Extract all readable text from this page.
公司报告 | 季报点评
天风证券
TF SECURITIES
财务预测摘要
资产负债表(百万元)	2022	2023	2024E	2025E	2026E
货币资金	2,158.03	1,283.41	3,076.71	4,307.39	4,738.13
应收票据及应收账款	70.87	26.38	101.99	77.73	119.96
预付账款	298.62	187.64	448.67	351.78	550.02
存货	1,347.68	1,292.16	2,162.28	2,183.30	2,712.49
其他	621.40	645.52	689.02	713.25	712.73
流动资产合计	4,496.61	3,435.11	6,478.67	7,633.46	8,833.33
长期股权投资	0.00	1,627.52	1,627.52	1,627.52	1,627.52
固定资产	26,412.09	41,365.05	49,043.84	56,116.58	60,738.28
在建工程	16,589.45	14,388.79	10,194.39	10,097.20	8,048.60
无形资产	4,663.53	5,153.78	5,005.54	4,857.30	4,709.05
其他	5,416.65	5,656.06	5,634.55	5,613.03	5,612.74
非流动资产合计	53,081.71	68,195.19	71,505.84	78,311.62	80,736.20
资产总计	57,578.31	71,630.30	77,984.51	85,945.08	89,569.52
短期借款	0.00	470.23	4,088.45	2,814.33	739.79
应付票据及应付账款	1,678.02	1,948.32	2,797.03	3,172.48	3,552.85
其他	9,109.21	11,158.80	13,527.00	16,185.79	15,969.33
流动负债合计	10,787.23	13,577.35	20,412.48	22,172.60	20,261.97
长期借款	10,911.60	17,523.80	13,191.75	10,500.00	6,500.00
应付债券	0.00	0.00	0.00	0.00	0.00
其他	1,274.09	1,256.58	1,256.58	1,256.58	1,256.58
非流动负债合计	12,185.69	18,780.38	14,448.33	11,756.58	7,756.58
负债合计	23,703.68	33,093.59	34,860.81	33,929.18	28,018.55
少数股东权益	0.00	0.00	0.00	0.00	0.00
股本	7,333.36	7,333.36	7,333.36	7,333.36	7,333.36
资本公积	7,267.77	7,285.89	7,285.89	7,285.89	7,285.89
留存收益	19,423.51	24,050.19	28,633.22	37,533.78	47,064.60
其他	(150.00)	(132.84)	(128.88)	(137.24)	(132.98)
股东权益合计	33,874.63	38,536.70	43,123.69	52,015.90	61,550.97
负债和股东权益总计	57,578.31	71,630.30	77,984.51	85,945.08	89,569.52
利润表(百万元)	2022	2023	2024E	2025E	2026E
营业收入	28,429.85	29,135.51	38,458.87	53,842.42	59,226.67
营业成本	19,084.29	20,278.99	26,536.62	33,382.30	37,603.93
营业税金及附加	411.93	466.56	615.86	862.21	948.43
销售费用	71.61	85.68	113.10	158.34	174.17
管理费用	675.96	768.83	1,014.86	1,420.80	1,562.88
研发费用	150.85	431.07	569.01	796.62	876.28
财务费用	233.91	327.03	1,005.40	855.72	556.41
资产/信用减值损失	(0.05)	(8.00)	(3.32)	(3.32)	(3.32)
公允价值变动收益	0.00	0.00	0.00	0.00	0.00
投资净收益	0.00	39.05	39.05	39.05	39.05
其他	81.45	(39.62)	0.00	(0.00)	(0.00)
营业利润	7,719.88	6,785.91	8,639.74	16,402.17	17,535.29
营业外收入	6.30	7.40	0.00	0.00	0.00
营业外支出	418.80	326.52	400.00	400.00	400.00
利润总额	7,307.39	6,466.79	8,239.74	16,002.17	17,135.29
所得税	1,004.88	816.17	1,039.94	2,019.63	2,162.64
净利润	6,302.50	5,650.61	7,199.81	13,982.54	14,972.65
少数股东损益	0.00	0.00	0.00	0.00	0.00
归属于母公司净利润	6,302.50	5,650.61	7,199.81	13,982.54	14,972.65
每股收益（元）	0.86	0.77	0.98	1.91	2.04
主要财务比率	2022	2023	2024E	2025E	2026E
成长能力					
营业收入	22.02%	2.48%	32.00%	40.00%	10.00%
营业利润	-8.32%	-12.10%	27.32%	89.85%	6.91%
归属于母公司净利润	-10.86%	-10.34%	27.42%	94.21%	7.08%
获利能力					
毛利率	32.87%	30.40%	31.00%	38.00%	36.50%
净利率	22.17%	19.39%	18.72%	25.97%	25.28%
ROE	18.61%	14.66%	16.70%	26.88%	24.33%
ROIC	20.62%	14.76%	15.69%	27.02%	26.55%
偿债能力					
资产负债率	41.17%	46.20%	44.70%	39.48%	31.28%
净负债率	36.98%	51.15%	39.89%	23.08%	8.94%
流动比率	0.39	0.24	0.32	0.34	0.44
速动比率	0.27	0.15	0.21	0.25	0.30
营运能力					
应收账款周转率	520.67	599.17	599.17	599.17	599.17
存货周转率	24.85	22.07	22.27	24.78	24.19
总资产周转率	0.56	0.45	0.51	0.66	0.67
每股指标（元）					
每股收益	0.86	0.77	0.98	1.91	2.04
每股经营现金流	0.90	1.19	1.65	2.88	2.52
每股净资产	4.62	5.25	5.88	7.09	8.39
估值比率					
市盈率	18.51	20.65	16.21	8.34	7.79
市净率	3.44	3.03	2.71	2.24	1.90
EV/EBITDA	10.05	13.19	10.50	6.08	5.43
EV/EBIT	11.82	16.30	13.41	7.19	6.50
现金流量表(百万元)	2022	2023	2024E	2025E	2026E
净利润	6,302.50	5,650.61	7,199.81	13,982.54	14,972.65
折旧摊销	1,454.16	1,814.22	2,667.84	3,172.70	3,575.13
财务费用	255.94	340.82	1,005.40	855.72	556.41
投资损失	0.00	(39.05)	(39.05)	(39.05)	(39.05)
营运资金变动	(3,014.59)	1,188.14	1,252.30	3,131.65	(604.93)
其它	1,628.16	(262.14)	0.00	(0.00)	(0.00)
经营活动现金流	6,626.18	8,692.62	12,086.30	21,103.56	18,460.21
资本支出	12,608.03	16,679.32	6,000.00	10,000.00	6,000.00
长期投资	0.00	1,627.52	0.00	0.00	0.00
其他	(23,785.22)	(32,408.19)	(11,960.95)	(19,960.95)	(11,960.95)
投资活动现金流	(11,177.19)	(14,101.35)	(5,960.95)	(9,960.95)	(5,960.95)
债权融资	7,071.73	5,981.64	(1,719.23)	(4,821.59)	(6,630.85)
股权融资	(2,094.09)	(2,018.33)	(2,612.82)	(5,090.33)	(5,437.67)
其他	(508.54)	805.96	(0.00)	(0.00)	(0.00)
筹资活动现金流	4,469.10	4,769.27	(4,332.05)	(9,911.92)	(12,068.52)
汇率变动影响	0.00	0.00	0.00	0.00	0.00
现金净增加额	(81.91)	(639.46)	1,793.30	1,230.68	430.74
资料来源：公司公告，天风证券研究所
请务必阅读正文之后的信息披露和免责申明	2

● ● ● ●

§ **Work to do**
Write all of the records out again exactly.

§ **Output for this task**
Extract all readable text from this page.
公司报告 | 季报点评
天风证券
TF SECURITIES
财务预测摘要
资产负债表(百万元)	2022	2023	2024E	2025E	2026E
货币资金	2,158.03	1,283.41	3,076.71	4,307.39	4,738.13
应收票据及应收账款	70.87	26.38	101.99	77.73	119.96
预付账款	298.62	187.64	448.67	351.78	550.02
存货	1,347.68	1,292.16	2,162.28	2,183.30	2,712.49
其他	621.40	645.52	689.02	713.25	712.73
流动资产合计	4,496.61	3,435.11	6,478.67	7,633.46	8,833.33
长期股权投资	0.00	1,627.52	1,627.52	1,627.52	1,627.52
固定资产	26,412.09	41,365.05	49,043.84	56,116.58	60,738.28
在建工程	16,589.45	14,388.79	10,194.39	10,097.20	8,048.60
无形资产	4,663.53	5,153.78	5,005.54	4,857.30	4,709.05
其他	5,416.65	5,656.06	5,634.55	5,613.03	5,612.74
非流动资产合计	53,081.71	68,195.19	71,505.84	78,311.62	80,736.20
资产总计	57,578.31	71,630.30	77,984.51	85,945.08	89,569.52
短期借款	0.00	470.23	4,088.45	2,814.33	739.79
应付票据及应付账款	1,678.02	1,948.32	2,797.03	3,172.48	3,552.85
其他	9,109.21	11,158.80	13,527.00	16,185.79	15,969.33
流动负债合计	10,787.23	13,577.35	20,412.48	22,172.60	20,261.97
长期借款	10,911.60	17,523.80	13,191.75	10,500.00	6,500.00
应付债券	0.00	0.00	0.00	0.00	0.00
其他	1,274.09	1,256.58	1,256.58	1,256.58	1,256.58
非流动负债合计	12,185.69	18,780.38	14,448.33	11,756.58	7,756.58
负债合计	23,703.68	33,093.59	34,860.81	33,929.18	28,018.55
少数股东权益	0.00	0.00	0.00	0.00	0.00
股本	7,333.36	7,333.36	7,333.36	7,333.36	7,333.36
资本公积	7,267.77	7,285.89	7,285.89	7,285.89	7,285.89
留存收益	19,423.51	24,050.19	28,633.22	37,533.78	47,064.60
其他	(150.00)	(132.84)	(128.88)	(137.24)	(132.98)
股东权益合计	33,874.63	38,536.70	43,123.69	52,015.90	61,550.97
负债和股东权益总计	57,578.31	71,630.30	77,984.51	85,945.08	89,569.52
利润表(百万元)	2022	2023	2024E	2025E	2026E
营业收入	28,429.85	29,135.51	38,458.87	53,842.42	59,226.67
营业成本	19,084.29	20,278.99	26,536.62	33,382.30	37,603.93
营业税金及附加	411.93	466.56	615.86	862.21	948.43
销售费用	71.61	85.68	113.10	158.34	174.17
管理费用	675.96	768.83	1,014.86	1,420.80	1,562.88
研发费用	150.85	431.07	569.01	796.62	876.28
财务费用	233.91	327.03	1,005.40	855.72	556.41
资产/信用减值损失	(0.05)	(8.00)	(3.32)	(3.32)	(3.32)
公允价值变动收益	0.00	0.00	0.00	0.00	0.00
投资净收益	0.00	39.05	39.05	39.05	39.05
其他	81.45	(39.62)	0.00	(0.00)	(0.00)
营业利润	7,719.88	6,785.91	8,639.74	16,402.17	17,535.29
营业外收入	6.30	7.40	0.00	0.00	0.00
营业外支出	418.80	326.52	400.00	400.00	400.00
利润总额	7,307.39	6,466.79	8,239.74	16,002.17	17,135.29
所得税	1,004.88	816.17	1,039.94	2,019.63	2,162.64
净利润	6,302.50	5,650.61	7,199.81	13,982.54	14,972.65
少数股东损益	0.00	0.00	0.00	0.00	0.00
归属于母公司净利润	6,302.50	5,650.61	7,199.81	13,982.54	14,972.65
每股收益（元）	0.86	0.77	0.98	1.91	2.04
主要财务比率	2022	2023	2024E	2025E	2026E
成长能力					
营业收入	22.02%	2.48%	32.00%	40.00%	10.00%
营业利润	-8.32%	-12.10%	27.32%	89.85%	6.91%
归属于母公司净利润	-10.86%	-10.34%	27.42%	94.21%	7.08%
获利能力					
毛利率	32.87%	30.40%	31.00%	38.00%	36.50%
净利率	22.17%	19.39%	18.72%	25.97%	25.28%
ROE	18.61%	14.66%	16.70%	26.88%	24.33%
ROIC	20.62%	14.76%	15.69%	27.02%	26.55%
偿债能力					
资产负债率	41.17%	46.20%	44.70%	39.48%	31.28%
净负债率	36.98%	51.15%	39.89%	23.08%	8.94%
流动比率	0.39	0.24	0.32	0.34	0.44
速动比率	0.27	0.15	0.21	0.25	0.30
营运能力					
应收账款周转率	520.67	599.17	599.17	599.17	599.17
存货周转率	24.85	22.07	22.27	24.78	24.19
总资产周转率	0.56	0.45	0.51	0.66	0.67
每股指标（元）					
每股收益	0.86	0.77	0.98	1.91	2.04
每股经营现金流	0.90	1.19	1.65	2.88	2.52
每股净资产	4.62	5.25	5.88	7.09	8.39
估值比率					
市盈率	18.51	20.65	16.21	8.34	7.79
市净率	3.44	3.03	2.71	2.24	1.90
EV/EBITDA	10.05	13.19	10.50	6.08	5.43
EV/EBIT	11.82	16.30	13.41	7.19	6.50
现金流量表(百万元)	2022	2023	2024E	2025E	2026E
净利润	6,302.50	5,650.61	7,199.81	13,982.54	14,972.65
折旧摊销	1,454.16	1,814.22	2,667.84	3,172.70	3,575.13
财务费用	255.94	340.82	1,005.40	855.72	556.41
投资损失	0.00	(39.05)	(39.05)	(39.05)	(39.05)
营运资金变动	(3,014.59)	1,188.14	1,252.30	3,131.65	(604.93)
其它	1,628.16	(262.14)	0.00	(0.00)	(0.00)
经营活动现金流	6,626.18	8,692.62	12,086.30	21,103.56	18,460.21
资本支出	12,608.03	16,679.32	6,000.00	10,000.00	6,000.00
长期投资	0.00	1,627.52	0.00	0.00	0.00
其他	(23,785.22)	(32,408.19)	(11,960.95)	(19,960.95)	(11,960.95)
投资活动现金流	(11,177.19)	(14,101.35)	(5,960.95)	(9,960.95)	(5,960.95)
债权融资	7,071.73	5,981.64	(1,719.23)	(4,821.59)	(6,630.85)
股权融资	(2,094.09)	(2,018.33)	(2,612.82)	(5,090.33)	(5,437.67)
其他	(508.54)	805.96	(0.00)	(0.00)	(0.00)
筹资活动现金流	4,469.10	4,769.27	(4,332.05)	(9,911.92)	(12,068.52)
汇率变动影响	0.00	0.00	0.00	0.00	0.00
现金净增加额	(81.91)	(639.46)	1,793.30	1,230.68	430.74
资料来源：公司公告，天风证券研究所
请务必阅读正文之后的信息披露和免责申明	2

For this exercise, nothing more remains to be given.